### Listed records
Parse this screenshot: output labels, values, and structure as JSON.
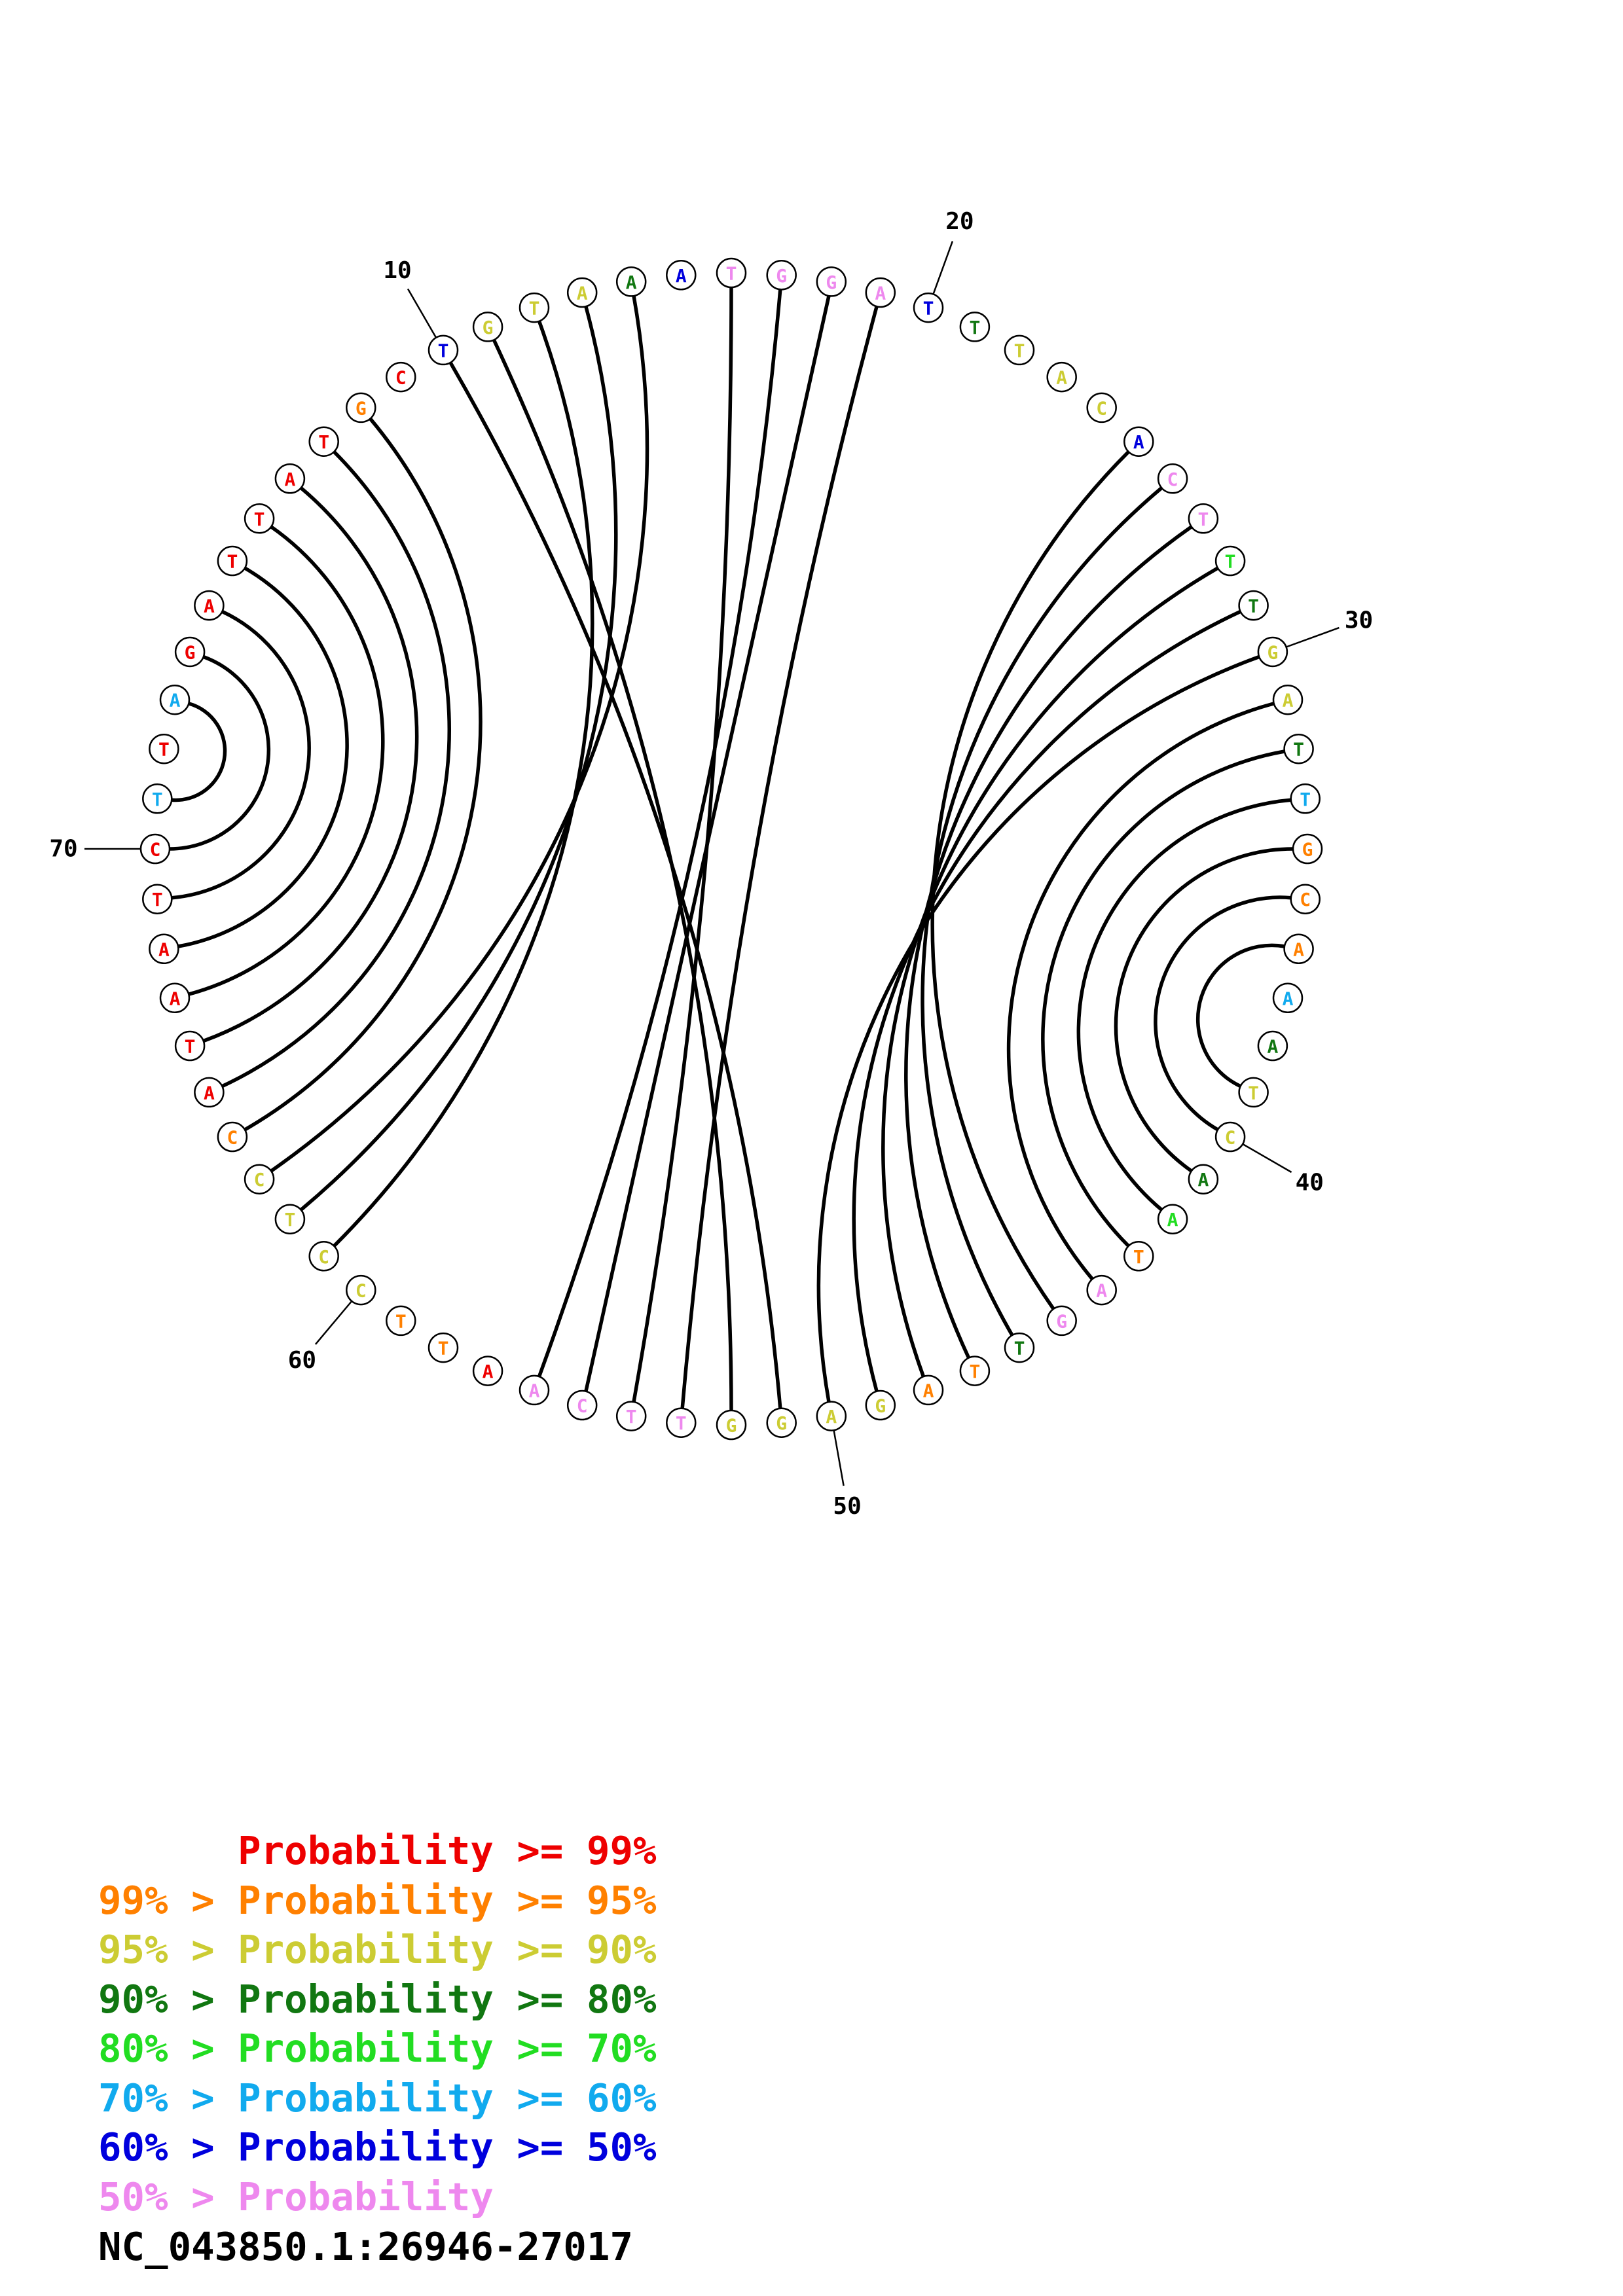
{
  "sequence_id": "NC_043850.1:26946-27017",
  "probability_colors": {
    "p99": "#ee0000",
    "p95": "#ff8000",
    "p90": "#cccc33",
    "p80": "#117711",
    "p70": "#22dd22",
    "p60": "#11aaee",
    "p50": "#0000dd",
    "plt50": "#ee88ee"
  },
  "legend": [
    {
      "text": "      Probability >= 99%",
      "color_key": "p99"
    },
    {
      "text": "99% > Probability >= 95%",
      "color_key": "p95"
    },
    {
      "text": "95% > Probability >= 90%",
      "color_key": "p90"
    },
    {
      "text": "90% > Probability >= 80%",
      "color_key": "p80"
    },
    {
      "text": "80% > Probability >= 70%",
      "color_key": "p70"
    },
    {
      "text": "70% > Probability >= 60%",
      "color_key": "p60"
    },
    {
      "text": "60% > Probability >= 50%",
      "color_key": "p50"
    },
    {
      "text": "50% > Probability",
      "color_key": "plt50"
    }
  ],
  "nucleotides": [
    {
      "n": 1,
      "base": "A",
      "p": "p60"
    },
    {
      "n": 2,
      "base": "G",
      "p": "p99"
    },
    {
      "n": 3,
      "base": "A",
      "p": "p99"
    },
    {
      "n": 4,
      "base": "T",
      "p": "p99"
    },
    {
      "n": 5,
      "base": "T",
      "p": "p99"
    },
    {
      "n": 6,
      "base": "A",
      "p": "p99"
    },
    {
      "n": 7,
      "base": "T",
      "p": "p99"
    },
    {
      "n": 8,
      "base": "G",
      "p": "p95"
    },
    {
      "n": 9,
      "base": "C",
      "p": "p99"
    },
    {
      "n": 10,
      "base": "T",
      "p": "p50"
    },
    {
      "n": 11,
      "base": "G",
      "p": "p90"
    },
    {
      "n": 12,
      "base": "T",
      "p": "p90"
    },
    {
      "n": 13,
      "base": "A",
      "p": "p90"
    },
    {
      "n": 14,
      "base": "A",
      "p": "p80"
    },
    {
      "n": 15,
      "base": "A",
      "p": "p50"
    },
    {
      "n": 16,
      "base": "T",
      "p": "plt50"
    },
    {
      "n": 17,
      "base": "G",
      "p": "plt50"
    },
    {
      "n": 18,
      "base": "G",
      "p": "plt50"
    },
    {
      "n": 19,
      "base": "A",
      "p": "plt50"
    },
    {
      "n": 20,
      "base": "T",
      "p": "p50"
    },
    {
      "n": 21,
      "base": "T",
      "p": "p80"
    },
    {
      "n": 22,
      "base": "T",
      "p": "p90"
    },
    {
      "n": 23,
      "base": "A",
      "p": "p90"
    },
    {
      "n": 24,
      "base": "C",
      "p": "p90"
    },
    {
      "n": 25,
      "base": "A",
      "p": "p50"
    },
    {
      "n": 26,
      "base": "C",
      "p": "plt50"
    },
    {
      "n": 27,
      "base": "T",
      "p": "plt50"
    },
    {
      "n": 28,
      "base": "T",
      "p": "p70"
    },
    {
      "n": 29,
      "base": "T",
      "p": "p80"
    },
    {
      "n": 30,
      "base": "G",
      "p": "p90"
    },
    {
      "n": 31,
      "base": "A",
      "p": "p90"
    },
    {
      "n": 32,
      "base": "T",
      "p": "p80"
    },
    {
      "n": 33,
      "base": "T",
      "p": "p60"
    },
    {
      "n": 34,
      "base": "G",
      "p": "p95"
    },
    {
      "n": 35,
      "base": "C",
      "p": "p95"
    },
    {
      "n": 36,
      "base": "A",
      "p": "p95"
    },
    {
      "n": 37,
      "base": "A",
      "p": "p60"
    },
    {
      "n": 38,
      "base": "A",
      "p": "p80"
    },
    {
      "n": 39,
      "base": "T",
      "p": "p90"
    },
    {
      "n": 40,
      "base": "C",
      "p": "p90"
    },
    {
      "n": 41,
      "base": "A",
      "p": "p80"
    },
    {
      "n": 42,
      "base": "A",
      "p": "p70"
    },
    {
      "n": 43,
      "base": "T",
      "p": "p95"
    },
    {
      "n": 44,
      "base": "A",
      "p": "plt50"
    },
    {
      "n": 45,
      "base": "G",
      "p": "plt50"
    },
    {
      "n": 46,
      "base": "T",
      "p": "p80"
    },
    {
      "n": 47,
      "base": "T",
      "p": "p95"
    },
    {
      "n": 48,
      "base": "A",
      "p": "p95"
    },
    {
      "n": 49,
      "base": "G",
      "p": "p90"
    },
    {
      "n": 50,
      "base": "A",
      "p": "p90"
    },
    {
      "n": 51,
      "base": "G",
      "p": "p90"
    },
    {
      "n": 52,
      "base": "G",
      "p": "p90"
    },
    {
      "n": 53,
      "base": "T",
      "p": "plt50"
    },
    {
      "n": 54,
      "base": "T",
      "p": "plt50"
    },
    {
      "n": 55,
      "base": "C",
      "p": "plt50"
    },
    {
      "n": 56,
      "base": "A",
      "p": "plt50"
    },
    {
      "n": 57,
      "base": "A",
      "p": "p99"
    },
    {
      "n": 58,
      "base": "T",
      "p": "p95"
    },
    {
      "n": 59,
      "base": "T",
      "p": "p95"
    },
    {
      "n": 60,
      "base": "C",
      "p": "p90"
    },
    {
      "n": 61,
      "base": "C",
      "p": "p90"
    },
    {
      "n": 62,
      "base": "T",
      "p": "p90"
    },
    {
      "n": 63,
      "base": "C",
      "p": "p90"
    },
    {
      "n": 64,
      "base": "C",
      "p": "p95"
    },
    {
      "n": 65,
      "base": "A",
      "p": "p99"
    },
    {
      "n": 66,
      "base": "T",
      "p": "p99"
    },
    {
      "n": 67,
      "base": "A",
      "p": "p99"
    },
    {
      "n": 68,
      "base": "A",
      "p": "p99"
    },
    {
      "n": 69,
      "base": "T",
      "p": "p99"
    },
    {
      "n": 70,
      "base": "C",
      "p": "p99"
    },
    {
      "n": 71,
      "base": "T",
      "p": "p60"
    },
    {
      "n": 72,
      "base": "T",
      "p": "p99"
    }
  ],
  "position_labels": [
    {
      "n": 10,
      "text": "10"
    },
    {
      "n": 20,
      "text": "20"
    },
    {
      "n": 30,
      "text": "30"
    },
    {
      "n": 40,
      "text": "40"
    },
    {
      "n": 50,
      "text": "50"
    },
    {
      "n": 60,
      "text": "60"
    },
    {
      "n": 70,
      "text": "70"
    }
  ],
  "base_pairs": [
    [
      1,
      71
    ],
    [
      2,
      70
    ],
    [
      3,
      69
    ],
    [
      4,
      68
    ],
    [
      5,
      67
    ],
    [
      6,
      66
    ],
    [
      7,
      65
    ],
    [
      8,
      64
    ],
    [
      10,
      51
    ],
    [
      11,
      52
    ],
    [
      12,
      61
    ],
    [
      13,
      62
    ],
    [
      14,
      63
    ],
    [
      16,
      54
    ],
    [
      17,
      56
    ],
    [
      18,
      55
    ],
    [
      19,
      53
    ],
    [
      25,
      45
    ],
    [
      26,
      46
    ],
    [
      27,
      47
    ],
    [
      28,
      48
    ],
    [
      29,
      49
    ],
    [
      30,
      50
    ],
    [
      31,
      44
    ],
    [
      32,
      43
    ],
    [
      33,
      42
    ],
    [
      34,
      41
    ],
    [
      35,
      40
    ],
    [
      36,
      39
    ]
  ]
}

### Exercise objective
All of the data needs repeating exactly, but the pictures do not.

### Task result
Parse this screenshot: output labels, values, and structure as JSON.
{
  "sequence_id": "NC_043850.1:26946-27017",
  "probability_colors": {
    "p99": "#ee0000",
    "p95": "#ff8000",
    "p90": "#cccc33",
    "p80": "#117711",
    "p70": "#22dd22",
    "p60": "#11aaee",
    "p50": "#0000dd",
    "plt50": "#ee88ee"
  },
  "legend": [
    {
      "text": "      Probability >= 99%",
      "color_key": "p99"
    },
    {
      "text": "99% > Probability >= 95%",
      "color_key": "p95"
    },
    {
      "text": "95% > Probability >= 90%",
      "color_key": "p90"
    },
    {
      "text": "90% > Probability >= 80%",
      "color_key": "p80"
    },
    {
      "text": "80% > Probability >= 70%",
      "color_key": "p70"
    },
    {
      "text": "70% > Probability >= 60%",
      "color_key": "p60"
    },
    {
      "text": "60% > Probability >= 50%",
      "color_key": "p50"
    },
    {
      "text": "50% > Probability",
      "color_key": "plt50"
    }
  ],
  "nucleotides": [
    {
      "n": 1,
      "base": "A",
      "p": "p60"
    },
    {
      "n": 2,
      "base": "G",
      "p": "p99"
    },
    {
      "n": 3,
      "base": "A",
      "p": "p99"
    },
    {
      "n": 4,
      "base": "T",
      "p": "p99"
    },
    {
      "n": 5,
      "base": "T",
      "p": "p99"
    },
    {
      "n": 6,
      "base": "A",
      "p": "p99"
    },
    {
      "n": 7,
      "base": "T",
      "p": "p99"
    },
    {
      "n": 8,
      "base": "G",
      "p": "p95"
    },
    {
      "n": 9,
      "base": "C",
      "p": "p99"
    },
    {
      "n": 10,
      "base": "T",
      "p": "p50"
    },
    {
      "n": 11,
      "base": "G",
      "p": "p90"
    },
    {
      "n": 12,
      "base": "T",
      "p": "p90"
    },
    {
      "n": 13,
      "base": "A",
      "p": "p90"
    },
    {
      "n": 14,
      "base": "A",
      "p": "p80"
    },
    {
      "n": 15,
      "base": "A",
      "p": "p50"
    },
    {
      "n": 16,
      "base": "T",
      "p": "plt50"
    },
    {
      "n": 17,
      "base": "G",
      "p": "plt50"
    },
    {
      "n": 18,
      "base": "G",
      "p": "plt50"
    },
    {
      "n": 19,
      "base": "A",
      "p": "plt50"
    },
    {
      "n": 20,
      "base": "T",
      "p": "p50"
    },
    {
      "n": 21,
      "base": "T",
      "p": "p80"
    },
    {
      "n": 22,
      "base": "T",
      "p": "p90"
    },
    {
      "n": 23,
      "base": "A",
      "p": "p90"
    },
    {
      "n": 24,
      "base": "C",
      "p": "p90"
    },
    {
      "n": 25,
      "base": "A",
      "p": "p50"
    },
    {
      "n": 26,
      "base": "C",
      "p": "plt50"
    },
    {
      "n": 27,
      "base": "T",
      "p": "plt50"
    },
    {
      "n": 28,
      "base": "T",
      "p": "p70"
    },
    {
      "n": 29,
      "base": "T",
      "p": "p80"
    },
    {
      "n": 30,
      "base": "G",
      "p": "p90"
    },
    {
      "n": 31,
      "base": "A",
      "p": "p90"
    },
    {
      "n": 32,
      "base": "T",
      "p": "p80"
    },
    {
      "n": 33,
      "base": "T",
      "p": "p60"
    },
    {
      "n": 34,
      "base": "G",
      "p": "p95"
    },
    {
      "n": 35,
      "base": "C",
      "p": "p95"
    },
    {
      "n": 36,
      "base": "A",
      "p": "p95"
    },
    {
      "n": 37,
      "base": "A",
      "p": "p60"
    },
    {
      "n": 38,
      "base": "A",
      "p": "p80"
    },
    {
      "n": 39,
      "base": "T",
      "p": "p90"
    },
    {
      "n": 40,
      "base": "C",
      "p": "p90"
    },
    {
      "n": 41,
      "base": "A",
      "p": "p80"
    },
    {
      "n": 42,
      "base": "A",
      "p": "p70"
    },
    {
      "n": 43,
      "base": "T",
      "p": "p95"
    },
    {
      "n": 44,
      "base": "A",
      "p": "plt50"
    },
    {
      "n": 45,
      "base": "G",
      "p": "plt50"
    },
    {
      "n": 46,
      "base": "T",
      "p": "p80"
    },
    {
      "n": 47,
      "base": "T",
      "p": "p95"
    },
    {
      "n": 48,
      "base": "A",
      "p": "p95"
    },
    {
      "n": 49,
      "base": "G",
      "p": "p90"
    },
    {
      "n": 50,
      "base": "A",
      "p": "p90"
    },
    {
      "n": 51,
      "base": "G",
      "p": "p90"
    },
    {
      "n": 52,
      "base": "G",
      "p": "p90"
    },
    {
      "n": 53,
      "base": "T",
      "p": "plt50"
    },
    {
      "n": 54,
      "base": "T",
      "p": "plt50"
    },
    {
      "n": 55,
      "base": "C",
      "p": "plt50"
    },
    {
      "n": 56,
      "base": "A",
      "p": "plt50"
    },
    {
      "n": 57,
      "base": "A",
      "p": "p99"
    },
    {
      "n": 58,
      "base": "T",
      "p": "p95"
    },
    {
      "n": 59,
      "base": "T",
      "p": "p95"
    },
    {
      "n": 60,
      "base": "C",
      "p": "p90"
    },
    {
      "n": 61,
      "base": "C",
      "p": "p90"
    },
    {
      "n": 62,
      "base": "T",
      "p": "p90"
    },
    {
      "n": 63,
      "base": "C",
      "p": "p90"
    },
    {
      "n": 64,
      "base": "C",
      "p": "p95"
    },
    {
      "n": 65,
      "base": "A",
      "p": "p99"
    },
    {
      "n": 66,
      "base": "T",
      "p": "p99"
    },
    {
      "n": 67,
      "base": "A",
      "p": "p99"
    },
    {
      "n": 68,
      "base": "A",
      "p": "p99"
    },
    {
      "n": 69,
      "base": "T",
      "p": "p99"
    },
    {
      "n": 70,
      "base": "C",
      "p": "p99"
    },
    {
      "n": 71,
      "base": "T",
      "p": "p60"
    },
    {
      "n": 72,
      "base": "T",
      "p": "p99"
    }
  ],
  "position_labels": [
    {
      "n": 10,
      "text": "10"
    },
    {
      "n": 20,
      "text": "20"
    },
    {
      "n": 30,
      "text": "30"
    },
    {
      "n": 40,
      "text": "40"
    },
    {
      "n": 50,
      "text": "50"
    },
    {
      "n": 60,
      "text": "60"
    },
    {
      "n": 70,
      "text": "70"
    }
  ],
  "base_pairs": [
    [
      1,
      71
    ],
    [
      2,
      70
    ],
    [
      3,
      69
    ],
    [
      4,
      68
    ],
    [
      5,
      67
    ],
    [
      6,
      66
    ],
    [
      7,
      65
    ],
    [
      8,
      64
    ],
    [
      10,
      51
    ],
    [
      11,
      52
    ],
    [
      12,
      61
    ],
    [
      13,
      62
    ],
    [
      14,
      63
    ],
    [
      16,
      54
    ],
    [
      17,
      56
    ],
    [
      18,
      55
    ],
    [
      19,
      53
    ],
    [
      25,
      45
    ],
    [
      26,
      46
    ],
    [
      27,
      47
    ],
    [
      28,
      48
    ],
    [
      29,
      49
    ],
    [
      30,
      50
    ],
    [
      31,
      44
    ],
    [
      32,
      43
    ],
    [
      33,
      42
    ],
    [
      34,
      41
    ],
    [
      35,
      40
    ],
    [
      36,
      39
    ]
  ]
}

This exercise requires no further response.